» Objective
Output every entry exactly as written.
[Begin]
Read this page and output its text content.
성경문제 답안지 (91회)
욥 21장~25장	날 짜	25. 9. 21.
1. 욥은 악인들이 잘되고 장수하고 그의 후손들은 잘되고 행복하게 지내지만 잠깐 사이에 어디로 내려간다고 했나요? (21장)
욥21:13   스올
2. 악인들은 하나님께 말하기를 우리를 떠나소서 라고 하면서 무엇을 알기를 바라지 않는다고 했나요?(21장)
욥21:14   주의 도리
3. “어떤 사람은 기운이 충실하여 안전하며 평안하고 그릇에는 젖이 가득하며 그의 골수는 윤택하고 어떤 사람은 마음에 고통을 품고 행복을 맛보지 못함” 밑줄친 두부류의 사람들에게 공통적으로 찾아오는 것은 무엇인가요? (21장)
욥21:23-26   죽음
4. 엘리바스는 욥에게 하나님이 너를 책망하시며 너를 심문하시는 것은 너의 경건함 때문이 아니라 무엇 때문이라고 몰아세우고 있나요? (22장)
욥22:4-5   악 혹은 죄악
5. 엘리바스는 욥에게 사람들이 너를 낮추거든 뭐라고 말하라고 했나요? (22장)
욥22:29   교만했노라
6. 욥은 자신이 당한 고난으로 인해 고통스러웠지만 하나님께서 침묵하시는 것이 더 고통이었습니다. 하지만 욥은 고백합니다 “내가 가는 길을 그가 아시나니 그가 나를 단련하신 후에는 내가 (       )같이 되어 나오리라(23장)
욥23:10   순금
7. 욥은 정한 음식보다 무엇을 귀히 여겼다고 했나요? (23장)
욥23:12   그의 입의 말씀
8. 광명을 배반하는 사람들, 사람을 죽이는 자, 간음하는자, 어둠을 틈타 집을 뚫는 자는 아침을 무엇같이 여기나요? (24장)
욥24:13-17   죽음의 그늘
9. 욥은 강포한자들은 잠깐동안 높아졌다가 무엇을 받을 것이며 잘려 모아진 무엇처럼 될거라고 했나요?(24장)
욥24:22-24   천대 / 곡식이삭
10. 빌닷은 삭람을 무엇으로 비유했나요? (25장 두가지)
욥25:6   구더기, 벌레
[End]
» Exercise result
Read this page and output its text content.
성경문제 답안지 (91회)
욥 21장~25장	날 짜	25. 9. 21.
1. 욥은 악인들이 잘되고 장수하고 그의 후손들은 잘되고 행복하게 지내지만 잠깐 사이에 어디로 내려간다고 했나요? (21장)
욥21:13   스올
2. 악인들은 하나님께 말하기를 우리를 떠나소서 라고 하면서 무엇을 알기를 바라지 않는다고 했나요?(21장)
욥21:14   주의 도리
3. “어떤 사람은 기운이 충실하여 안전하며 평안하고 그릇에는 젖이 가득하며 그의 골수는 윤택하고 어떤 사람은 마음에 고통을 품고 행복을 맛보지 못함” 밑줄친 두부류의 사람들에게 공통적으로 찾아오는 것은 무엇인가요? (21장)
욥21:23-26   죽음
4. 엘리바스는 욥에게 하나님이 너를 책망하시며 너를 심문하시는 것은 너의 경건함 때문이 아니라 무엇 때문이라고 몰아세우고 있나요? (22장)
욥22:4-5   악 혹은 죄악
5. 엘리바스는 욥에게 사람들이 너를 낮추거든 뭐라고 말하라고 했나요? (22장)
욥22:29   교만했노라
6. 욥은 자신이 당한 고난으로 인해 고통스러웠지만 하나님께서 침묵하시는 것이 더 고통이었습니다. 하지만 욥은 고백합니다 “내가 가는 길을 그가 아시나니 그가 나를 단련하신 후에는 내가 (       )같이 되어 나오리라(23장)
욥23:10   순금
7. 욥은 정한 음식보다 무엇을 귀히 여겼다고 했나요? (23장)
욥23:12   그의 입의 말씀
8. 광명을 배반하는 사람들, 사람을 죽이는 자, 간음하는자, 어둠을 틈타 집을 뚫는 자는 아침을 무엇같이 여기나요? (24장)
욥24:13-17   죽음의 그늘
9. 욥은 강포한자들은 잠깐동안 높아졌다가 무엇을 받을 것이며 잘려 모아진 무엇처럼 될거라고 했나요?(24장)
욥24:22-24   천대 / 곡식이삭
10. 빌닷은 삭람을 무엇으로 비유했나요? (25장 두가지)
욥25:6   구더기, 벌레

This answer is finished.